▶ Information supplied:
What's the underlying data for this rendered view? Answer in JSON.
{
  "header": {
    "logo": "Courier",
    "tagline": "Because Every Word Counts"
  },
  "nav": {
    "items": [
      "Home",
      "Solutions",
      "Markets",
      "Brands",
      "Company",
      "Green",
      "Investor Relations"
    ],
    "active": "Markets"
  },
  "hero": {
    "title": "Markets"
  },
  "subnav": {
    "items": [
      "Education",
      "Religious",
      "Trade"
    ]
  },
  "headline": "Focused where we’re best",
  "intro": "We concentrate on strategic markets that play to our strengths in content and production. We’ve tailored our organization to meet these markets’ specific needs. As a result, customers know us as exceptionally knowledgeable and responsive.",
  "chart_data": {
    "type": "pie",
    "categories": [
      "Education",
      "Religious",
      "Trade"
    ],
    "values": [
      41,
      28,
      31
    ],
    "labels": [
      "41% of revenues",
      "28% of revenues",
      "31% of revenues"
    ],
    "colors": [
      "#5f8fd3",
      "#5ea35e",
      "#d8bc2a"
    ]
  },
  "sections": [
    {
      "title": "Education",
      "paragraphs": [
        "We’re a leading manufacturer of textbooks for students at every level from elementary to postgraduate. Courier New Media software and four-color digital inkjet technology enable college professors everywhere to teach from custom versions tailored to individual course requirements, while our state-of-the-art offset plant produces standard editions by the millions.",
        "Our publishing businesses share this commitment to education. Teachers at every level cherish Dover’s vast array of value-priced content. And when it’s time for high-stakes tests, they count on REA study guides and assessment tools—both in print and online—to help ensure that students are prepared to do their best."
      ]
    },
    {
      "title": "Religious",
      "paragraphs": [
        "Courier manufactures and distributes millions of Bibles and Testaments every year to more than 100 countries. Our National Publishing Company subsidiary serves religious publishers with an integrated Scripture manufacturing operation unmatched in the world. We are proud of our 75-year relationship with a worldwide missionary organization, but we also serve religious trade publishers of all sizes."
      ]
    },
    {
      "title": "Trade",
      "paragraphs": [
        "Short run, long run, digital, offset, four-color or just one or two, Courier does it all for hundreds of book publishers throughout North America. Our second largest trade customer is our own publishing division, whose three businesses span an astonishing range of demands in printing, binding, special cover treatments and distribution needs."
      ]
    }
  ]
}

▶ Prompt:
Show all lines above holding "tailored".

▶ Task output:
  "intro": "We concentrate on strategic markets that play to our strengths in content and production. We’ve tailored our organization to meet these markets’ specific needs. As a result, customers know us as exceptionally knowledgeable and responsive.",
        "We’re a leading manufacturer of textbooks for students at every level from elementary to postgraduate. Courier New Media software and four-color digital inkjet technology enable college professors everywhere to teach from custom versions tailored to individual course requirements, while our state-of-the-art offset plant produces standard editions by the millions.",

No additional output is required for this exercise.